### Task statement
All of the records below must be output exactly, with no pictures carried over.

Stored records
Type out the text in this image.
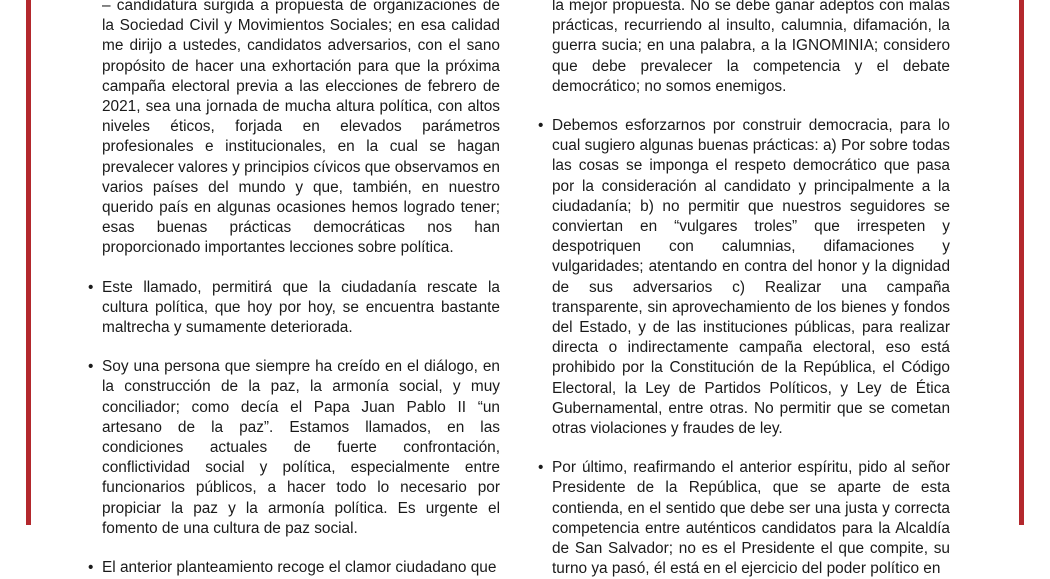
– candidatura surgida a propuesta de organizaciones de la Sociedad Civil y Movimientos Sociales; en esa calidad me dirijo a ustedes, candidatos adversarios, con el sano propósito de hacer una exhortación para que la próxima campaña electoral previa a las elecciones de febrero de 2021, sea una jornada de mucha altura política, con altos niveles éticos, forjada en elevados parámetros profesionales e institucionales, en la cual se hagan prevalecer valores y principios cívicos que observamos en varios países del mundo y que, también, en nuestro querido país en algunas ocasiones hemos logrado tener; esas buenas prácticas democráticas nos han proporcionado importantes lecciones sobre política.

• Este llamado, permitirá que la ciudadanía rescate la cultura política, que hoy por hoy, se encuentra bastante maltrecha y sumamente deteriorada.

• Soy una persona que siempre ha creído en el diálogo, en la construcción de la paz, la armonía social, y muy conciliador; como decía el Papa Juan Pablo II “un artesano de la paz”. Estamos llamados, en las condiciones actuales de fuerte confrontación, conflictividad social y política, especialmente entre funcionarios públicos, a hacer todo lo necesario por propiciar la paz y la armonía política. Es urgente el fomento de una cultura de paz social.

• El anterior planteamiento recoge el clamor ciudadano que

la mejor propuesta. No se debe ganar adeptos con malas prácticas, recurriendo al insulto, calumnia, difamación, la guerra sucia; en una palabra, a la IGNOMINIA; considero que debe prevalecer la competencia y el debate democrático; no somos enemigos.

• Debemos esforzarnos por construir democracia, para lo cual sugiero algunas buenas prácticas: a) Por sobre todas las cosas se imponga el respeto democrático que pasa por la consideración al candidato y principalmente a la ciudadanía; b) no permitir que nuestros seguidores se conviertan en “vulgares troles” que irrespeten y despotriquen con calumnias, difamaciones y vulgaridades; atentando en contra del honor y la dignidad de sus adversarios c) Realizar una campaña transparente, sin aprovechamiento de los bienes y fondos del Estado, y de las instituciones públicas, para realizar directa o indirectamente campaña electoral, eso está prohibido por la Constitución de la República, el Código Electoral, la Ley de Partidos Políticos, y Ley de Ética Gubernamental, entre otras. No permitir que se cometan otras violaciones y fraudes de ley.

• Por último, reafirmando el anterior espíritu, pido al señor Presidente de la República, que se aparte de esta contienda, en el sentido que debe ser una justa y correcta competencia entre auténticos candidatos para la Alcaldía de San Salvador; no es el Presidente el que compite, su turno ya pasó, él está en el ejercicio del poder político en
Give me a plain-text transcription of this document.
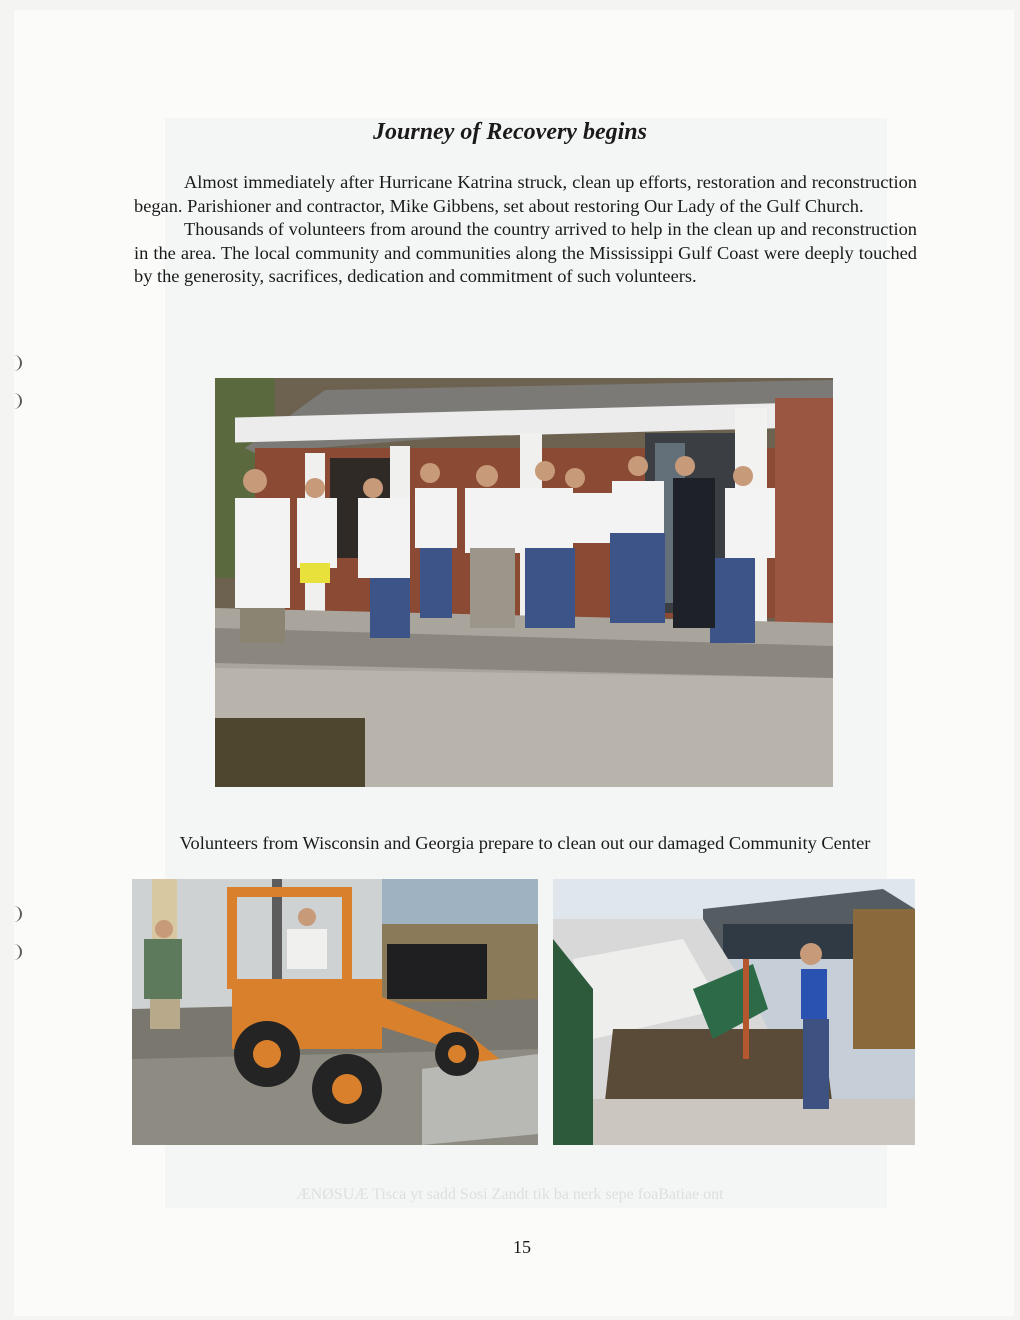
Journey of Recovery begins

Almost immediately after Hurricane Katrina struck, clean up efforts, restoration and reconstruction began. Parishioner and contractor, Mike Gibbens, set about restoring Our Lady of the Gulf Church.

Thousands of volunteers from around the country arrived to help in the clean up and reconstruction in the area. The local community and communities along the Mississippi Gulf Coast were deeply touched by the generosity, sacrifices, dedication and commitment of such volunteers.

Volunteers from Wisconsin and Georgia prepare to clean out our damaged Community Center

ÆNØSUÆ Tisca yt sadd Sosi Zandt tik ba nerk sepe foaBatiae ont
15
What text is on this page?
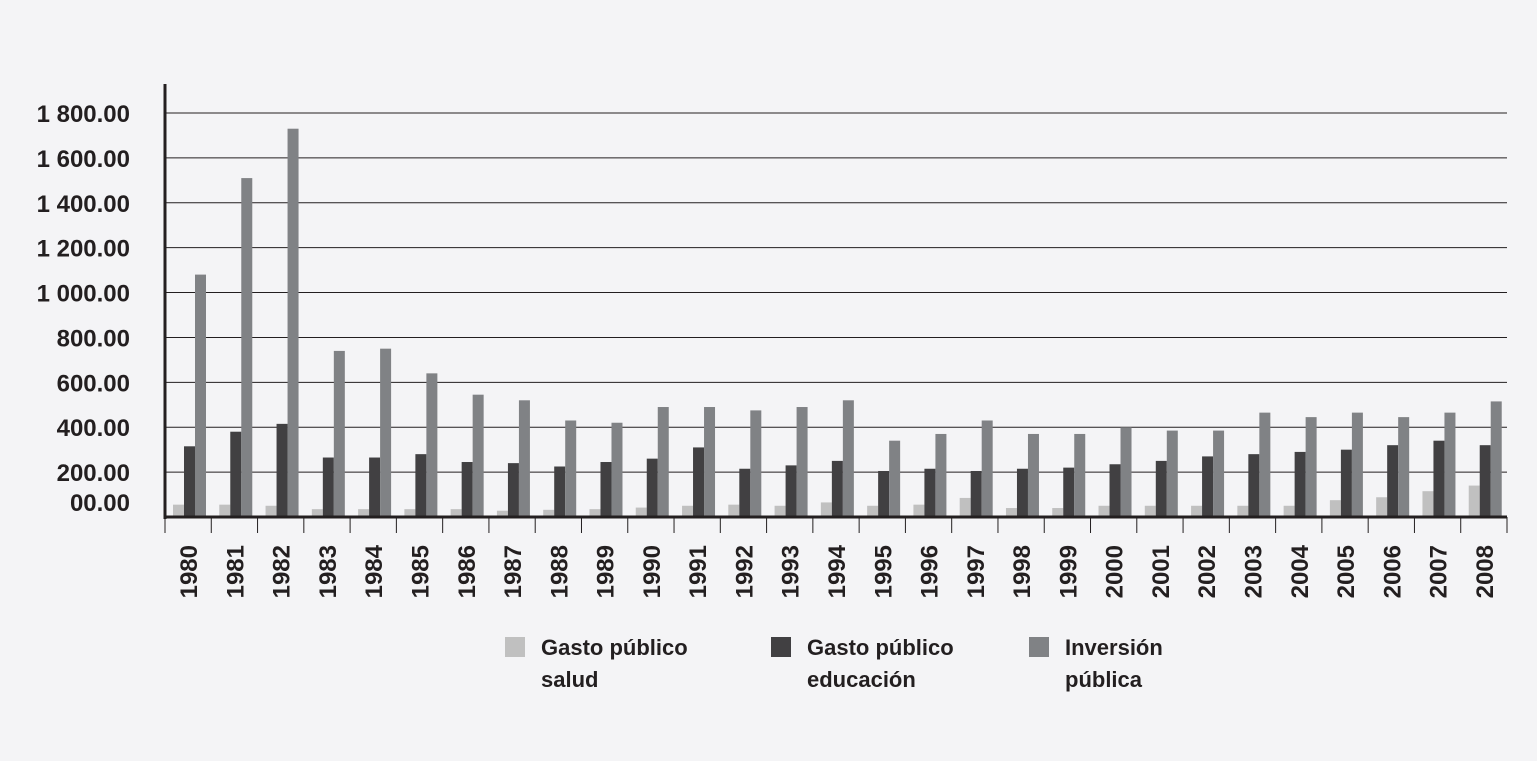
00.00
200.00
400.00
600.00
800.00
1 000.00
1 200.00
1 400.00
1 600.00
1 800.00
1980 1981 1982 1983 1984 1985 1986 1987 1988 1989 1990 1991 1992 1993 1994 1995 1996 1997 1998 1999 2000 2001 2002 2003 2004 2005 2006 2007 2008
Gasto público
salud
Gasto público
educación
Inversión
pública
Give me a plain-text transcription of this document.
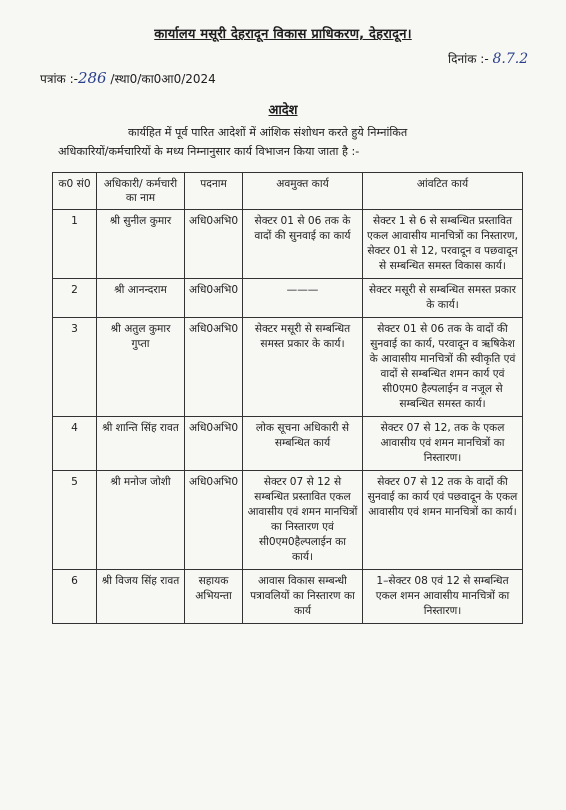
कार्यालय मसूरी देहरादून विकास प्राधिकरण, देहरादून।
दिनांक :- 8.7.2
पत्रांक :-286 /स्था0/का0आ0/2024
आदेश
कार्यहित में पूर्व पारित आदेशों में आंशिक संशोधन करते हुये निम्नांकित
अधिकारियों/कर्मचारियों के मध्य निम्नानुसार कार्य विभाजन किया जाता है :-
क0 सं0	अधिकारी/ कर्मचारी का नाम	पदनाम	अवमुक्त कार्य	आंवटित कार्य
1	श्री सुनील कुमार	अधि0अभि0	सेक्टर 01 से 06 तक के वादों की सुनवाई का कार्य	सेक्टर 1 से 6 से सम्बन्धित प्रस्तावित एकल आवासीय मानचित्रों का निस्तारण, सेक्टर 01 से 12, परवादून व पछवादून से सम्बन्धित समस्त विकास कार्य।
2	श्री आनन्दराम	अधि0अभि0	———	सेक्टर मसूरी से सम्बन्धित समस्त प्रकार के कार्य।
3	श्री अतुल कुमार गुप्ता	अधि0अभि0	सेक्टर मसूरी से सम्बन्धित समस्त प्रकार के कार्य।	सेक्टर 01 से 06 तक के वादों की सुनवाई का कार्य, परवादून व ऋषिकेश के आवासीय मानचित्रों की स्वीकृति एवं वादों से सम्बन्धित शमन कार्य एवं सी0एम0 हैल्पलाईन व नजूल से सम्बन्धित समस्त कार्य।
4	श्री शान्ति सिंह रावत	अधि0अभि0	लोक सूचना अधिकारी से सम्बन्धित कार्य	सेक्टर 07 से 12, तक के एकल आवासीय एवं शमन मानचित्रों का निस्तारण।
5	श्री मनोज जोशी	अधि0अभि0	सेक्टर 07 से 12 से सम्बन्धित प्रस्तावित एकल आवासीय एवं शमन मानचित्रों का निस्तारण एवं सी0एम0हैल्पलाईन का कार्य।	सेक्टर 07 से 12 तक के वादों की सुनवाई का कार्य एवं पछवादून के एकल आवासीय एवं शमन मानचित्रों का कार्य।
6	श्री विजय सिंह रावत	सहायक अभियन्ता	आवास विकास सम्बन्धी पत्रावलियों का निस्तारण का कार्य	1–सेक्टर 08 एवं 12 से सम्बन्धित एकल शमन आवासीय मानचित्रों का निस्तारण।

### Right answer
Type out the text in this image.
– candidatura surgida a propuesta de organizaciones de la Sociedad Civil y Movimientos Sociales; en esa calidad me dirijo a ustedes, candidatos adversarios, con el sano propósito de hacer una exhortación para que la próxima campaña electoral previa a las elecciones de febrero de 2021, sea una jornada de mucha altura política, con altos niveles éticos, forjada en elevados parámetros profesionales e institucionales, en la cual se hagan prevalecer valores y principios cívicos que observamos en varios países del mundo y que, también, en nuestro querido país en algunas ocasiones hemos logrado tener; esas buenas prácticas democráticas nos han proporcionado importantes lecciones sobre política.

• Este llamado, permitirá que la ciudadanía rescate la cultura política, que hoy por hoy, se encuentra bastante maltrecha y sumamente deteriorada.

• Soy una persona que siempre ha creído en el diálogo, en la construcción de la paz, la armonía social, y muy conciliador; como decía el Papa Juan Pablo II “un artesano de la paz”. Estamos llamados, en las condiciones actuales de fuerte confrontación, conflictividad social y política, especialmente entre funcionarios públicos, a hacer todo lo necesario por propiciar la paz y la armonía política. Es urgente el fomento de una cultura de paz social.

• El anterior planteamiento recoge el clamor ciudadano que

la mejor propuesta. No se debe ganar adeptos con malas prácticas, recurriendo al insulto, calumnia, difamación, la guerra sucia; en una palabra, a la IGNOMINIA; considero que debe prevalecer la competencia y el debate democrático; no somos enemigos.

• Debemos esforzarnos por construir democracia, para lo cual sugiero algunas buenas prácticas: a) Por sobre todas las cosas se imponga el respeto democrático que pasa por la consideración al candidato y principalmente a la ciudadanía; b) no permitir que nuestros seguidores se conviertan en “vulgares troles” que irrespeten y despotriquen con calumnias, difamaciones y vulgaridades; atentando en contra del honor y la dignidad de sus adversarios c) Realizar una campaña transparente, sin aprovechamiento de los bienes y fondos del Estado, y de las instituciones públicas, para realizar directa o indirectamente campaña electoral, eso está prohibido por la Constitución de la República, el Código Electoral, la Ley de Partidos Políticos, y Ley de Ética Gubernamental, entre otras. No permitir que se cometan otras violaciones y fraudes de ley.

• Por último, reafirmando el anterior espíritu, pido al señor Presidente de la República, que se aparte de esta contienda, en el sentido que debe ser una justa y correcta competencia entre auténticos candidatos para la Alcaldía de San Salvador; no es el Presidente el que compite, su turno ya pasó, él está en el ejercicio del poder político en
Give me a plain-text transcription of this document.
Journey of Recovery begins

Almost immediately after Hurricane Katrina struck, clean up efforts, restoration and reconstruction began. Parishioner and contractor, Mike Gibbens, set about restoring Our Lady of the Gulf Church.

Thousands of volunteers from around the country arrived to help in the clean up and reconstruction in the area. The local community and communities along the Mississippi Gulf Coast were deeply touched by the generosity, sacrifices, dedication and commitment of such volunteers.

Volunteers from Wisconsin and Georgia prepare to clean out our damaged Community Center

ÆNØSUÆ Tisca yt sadd Sosi Zandt tik ba nerk sepe foaBatiae ont
15
What text is on this page?
00.00
200.00
400.00
600.00
800.00
1 000.00
1 200.00
1 400.00
1 600.00
1 800.00
1980 1981 1982 1983 1984 1985 1986 1987 1988 1989 1990 1991 1992 1993 1994 1995 1996 1997 1998 1999 2000 2001 2002 2003 2004 2005 2006 2007 2008
Gasto público
salud
Gasto público
educación
Inversión
pública
Give me a plain-text transcription of this document.
कार्यालय मसूरी देहरादून विकास प्राधिकरण, देहरादून।
दिनांक :- 8.7.2
पत्रांक :-286 /स्था0/का0आ0/2024
आदेश
कार्यहित में पूर्व पारित आदेशों में आंशिक संशोधन करते हुये निम्नांकित
अधिकारियों/कर्मचारियों के मध्य निम्नानुसार कार्य विभाजन किया जाता है :-
क0 सं0	अधिकारी/ कर्मचारी का नाम	पदनाम	अवमुक्त कार्य	आंवटित कार्य
1	श्री सुनील कुमार	अधि0अभि0	सेक्टर 01 से 06 तक के वादों की सुनवाई का कार्य	सेक्टर 1 से 6 से सम्बन्धित प्रस्तावित एकल आवासीय मानचित्रों का निस्तारण, सेक्टर 01 से 12, परवादून व पछवादून से सम्बन्धित समस्त विकास कार्य।
2	श्री आनन्दराम	अधि0अभि0	———	सेक्टर मसूरी से सम्बन्धित समस्त प्रकार के कार्य।
3	श्री अतुल कुमार गुप्ता	अधि0अभि0	सेक्टर मसूरी से सम्बन्धित समस्त प्रकार के कार्य।	सेक्टर 01 से 06 तक के वादों की सुनवाई का कार्य, परवादून व ऋषिकेश के आवासीय मानचित्रों की स्वीकृति एवं वादों से सम्बन्धित शमन कार्य एवं सी0एम0 हैल्पलाईन व नजूल से सम्बन्धित समस्त कार्य।
4	श्री शान्ति सिंह रावत	अधि0अभि0	लोक सूचना अधिकारी से सम्बन्धित कार्य	सेक्टर 07 से 12, तक के एकल आवासीय एवं शमन मानचित्रों का निस्तारण।
5	श्री मनोज जोशी	अधि0अभि0	सेक्टर 07 से 12 से सम्बन्धित प्रस्तावित एकल आवासीय एवं शमन मानचित्रों का निस्तारण एवं सी0एम0हैल्पलाईन का कार्य।	सेक्टर 07 से 12 तक के वादों की सुनवाई का कार्य एवं पछवादून के एकल आवासीय एवं शमन मानचित्रों का कार्य।
6	श्री विजय सिंह रावत	सहायक अभियन्ता	आवास विकास सम्बन्धी पत्रावलियों का निस्तारण का कार्य	1–सेक्टर 08 एवं 12 से सम्बन्धित एकल शमन आवासीय मानचित्रों का निस्तारण।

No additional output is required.